◆ Exercise directions ◆
Gather all lines from the material that contain "antibiotic".

◆ Entries from a dataset ◆
^^^^

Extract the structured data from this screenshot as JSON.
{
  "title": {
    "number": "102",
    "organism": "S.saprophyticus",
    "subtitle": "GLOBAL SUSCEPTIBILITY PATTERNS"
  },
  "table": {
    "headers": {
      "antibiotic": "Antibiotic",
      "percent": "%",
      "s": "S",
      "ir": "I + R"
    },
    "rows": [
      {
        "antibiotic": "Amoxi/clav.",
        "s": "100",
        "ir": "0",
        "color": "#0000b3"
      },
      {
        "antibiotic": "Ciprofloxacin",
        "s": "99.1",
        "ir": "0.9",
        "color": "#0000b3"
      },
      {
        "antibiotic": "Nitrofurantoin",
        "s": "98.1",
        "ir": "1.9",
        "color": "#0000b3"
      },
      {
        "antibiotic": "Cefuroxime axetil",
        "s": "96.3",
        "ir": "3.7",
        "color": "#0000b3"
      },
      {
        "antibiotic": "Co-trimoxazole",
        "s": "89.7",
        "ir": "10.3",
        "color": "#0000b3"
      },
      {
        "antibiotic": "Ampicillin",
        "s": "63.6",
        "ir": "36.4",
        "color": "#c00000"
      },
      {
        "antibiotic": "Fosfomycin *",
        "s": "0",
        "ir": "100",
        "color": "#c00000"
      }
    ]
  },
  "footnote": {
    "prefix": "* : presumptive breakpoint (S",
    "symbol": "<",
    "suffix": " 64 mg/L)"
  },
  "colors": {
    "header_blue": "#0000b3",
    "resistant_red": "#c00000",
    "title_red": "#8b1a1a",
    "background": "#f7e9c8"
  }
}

^^^^

◆ Task response ◆
      "antibiotic": "Antibiotic",
        "antibiotic": "Amoxi/clav.",
        "antibiotic": "Ciprofloxacin",
        "antibiotic": "Nitrofurantoin",
        "antibiotic": "Cefuroxime axetil",
        "antibiotic": "Co-trimoxazole",
        "antibiotic": "Ampicillin",
        "antibiotic": "Fosfomycin *",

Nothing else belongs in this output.